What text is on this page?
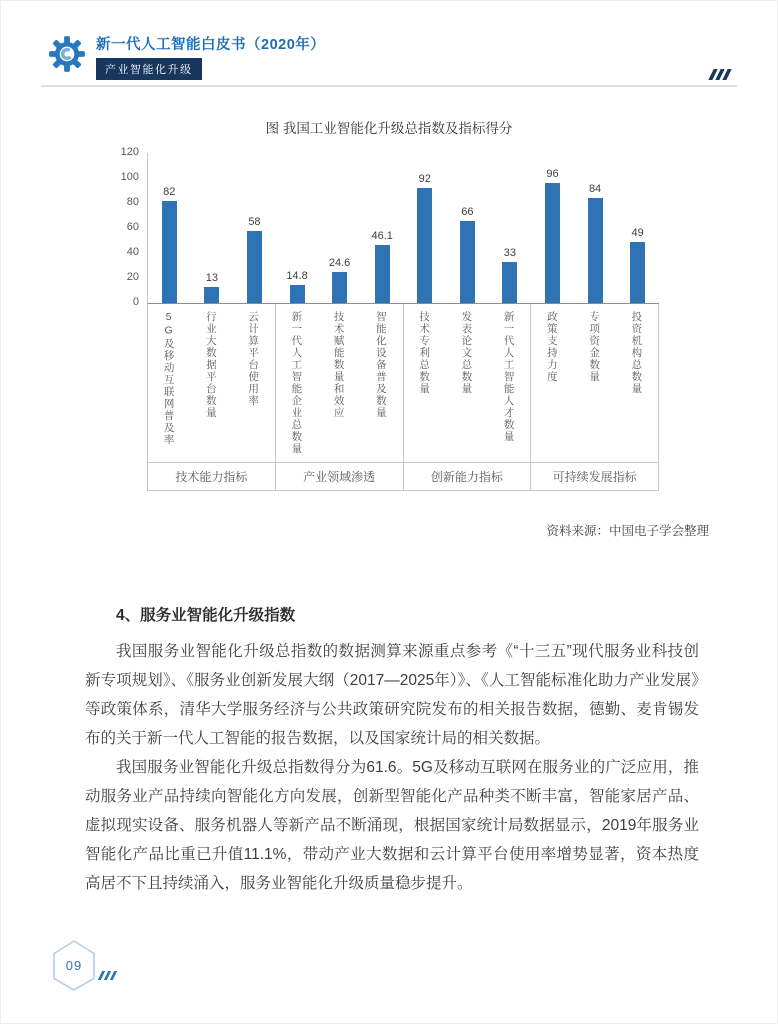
新一代人工智能白皮书（2020年）
产业智能化升级
图 我国工业智能化升级总指数及指标得分
0
20
40
60
80
100
120
82
13
58
14.8
24.6
46.1
92
66
33
96
84
49
5G及移动互联网普及率	行业大数据平台数量	云计算平台使用率	新一代人工智能企业总数量	技术赋能数量和效应	智能化设备普及数量	技术专利总数量	发表论文总数量	新一代人工智能人才数量	政策支持力度	专项资金数量	投资机构总数量
技术能力指标	产业领域渗透	创新能力指标	可持续发展指标
资料来源：中国电子学会整理
4、服务业智能化升级指数

我国服务业智能化升级总指数的数据测算来源重点参考《“十三五”现代服务业科技创新专项规划》、《服务业创新发展大纲（2017—2025年）》、《人工智能标准化助力产业发展》等政策体系，清华大学服务经济与公共政策研究院发布的相关报告数据，德勤、麦肯锡发布的关于新一代人工智能的报告数据，以及国家统计局的相关数据。

我国服务业智能化升级总指数得分为61.6。5G及移动互联网在服务业的广泛应用，推动服务业产品持续向智能化方向发展，创新型智能化产品种类不断丰富，智能家居产品、虚拟现实设备、服务机器人等新产品不断涌现，根据国家统计局数据显示，2019年服务业智能化产品比重已升值11.1%，带动产业大数据和云计算平台使用率增势显著，资本热度高居不下且持续涌入，服务业智能化升级质量稳步提升。

09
══════
▸ TASK PROMPT
Above are the records; reproduce them exactly and leave out the pictures.

▸ RESPONSE TO THE EXERCISE
What text is on this page?
新一代人工智能白皮书（2020年）
产业智能化升级
图 我国工业智能化升级总指数及指标得分
0
20
40
60
80
100
120
82
13
58
14.8
24.6
46.1
92
66
33
96
84
49
5G及移动互联网普及率	行业大数据平台数量	云计算平台使用率	新一代人工智能企业总数量	技术赋能数量和效应	智能化设备普及数量	技术专利总数量	发表论文总数量	新一代人工智能人才数量	政策支持力度	专项资金数量	投资机构总数量
技术能力指标	产业领域渗透	创新能力指标	可持续发展指标
资料来源：中国电子学会整理
4、服务业智能化升级指数

我国服务业智能化升级总指数的数据测算来源重点参考《“十三五”现代服务业科技创新专项规划》、《服务业创新发展大纲（2017—2025年）》、《人工智能标准化助力产业发展》等政策体系，清华大学服务经济与公共政策研究院发布的相关报告数据，德勤、麦肯锡发布的关于新一代人工智能的报告数据，以及国家统计局的相关数据。

我国服务业智能化升级总指数得分为61.6。5G及移动互联网在服务业的广泛应用，推动服务业产品持续向智能化方向发展，创新型智能化产品种类不断丰富，智能家居产品、虚拟现实设备、服务机器人等新产品不断涌现，根据国家统计局数据显示，2019年服务业智能化产品比重已升值11.1%，带动产业大数据和云计算平台使用率增势显著，资本热度高居不下且持续涌入，服务业智能化升级质量稳步提升。

09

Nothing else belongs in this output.